| EXERCISE AIM |
Output the material exactly, but drop every image it holds.

| INPUT FOR THIS TASK |
*-*-*

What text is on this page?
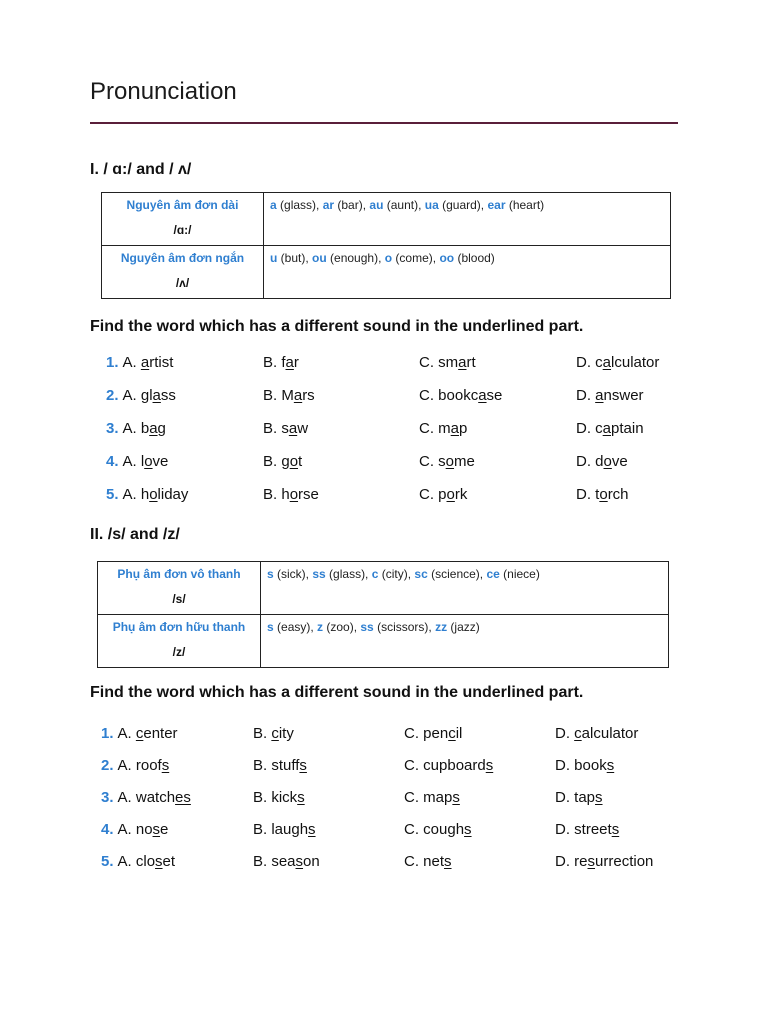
Pronunciation
I. / ɑ:/ and / ʌ/
Nguyên âm đơn dài
/ɑ:/	a (glass), ar (bar), au (aunt), ua (guard), ear (heart)

Nguyên âm đơn ngắn
/ʌ/	u (but), ou (enough), o (come), oo (blood)
Find the word which has a different sound in the underlined part.
1. A. artist	B. far	C. smart	D. calculator
2. A. glass	B. Mars	C. bookcase	D. answer
3. A. bag	B. saw	C. map	D. captain
4. A. love	B. got	C. some	D. dove
5. A. holiday	B. horse	C. pork	D. torch
II. /s/ and /z/
Phụ âm đơn vô thanh
/s/	s (sick), ss (glass), c (city), sc (science), ce (niece)

Phụ âm đơn hữu thanh
/z/	s (easy), z (zoo), ss (scissors), zz (jazz)
Find the word which has a different sound in the underlined part.
1. A. center	B. city	C. pencil	D. calculator
2. A. roofs	B. stuffs	C. cupboards	D. books
3. A. watches	B. kicks	C. maps	D. taps
4. A. nose	B. laughs	C. coughs	D. streets
5. A. closet	B. season	C. nets	D. resurrection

*-*-*

| TASK ANSWER |
What text is on this page?
Pronunciation
I. / ɑ:/ and / ʌ/
Nguyên âm đơn dài
/ɑ:/	a (glass), ar (bar), au (aunt), ua (guard), ear (heart)

Nguyên âm đơn ngắn
/ʌ/	u (but), ou (enough), o (come), oo (blood)
Find the word which has a different sound in the underlined part.
1. A. artist	B. far	C. smart	D. calculator
2. A. glass	B. Mars	C. bookcase	D. answer
3. A. bag	B. saw	C. map	D. captain
4. A. love	B. got	C. some	D. dove
5. A. holiday	B. horse	C. pork	D. torch
II. /s/ and /z/
Phụ âm đơn vô thanh
/s/	s (sick), ss (glass), c (city), sc (science), ce (niece)

Phụ âm đơn hữu thanh
/z/	s (easy), z (zoo), ss (scissors), zz (jazz)
Find the word which has a different sound in the underlined part.
1. A. center	B. city	C. pencil	D. calculator
2. A. roofs	B. stuffs	C. cupboards	D. books
3. A. watches	B. kicks	C. maps	D. taps
4. A. nose	B. laughs	C. coughs	D. streets
5. A. closet	B. season	C. nets	D. resurrection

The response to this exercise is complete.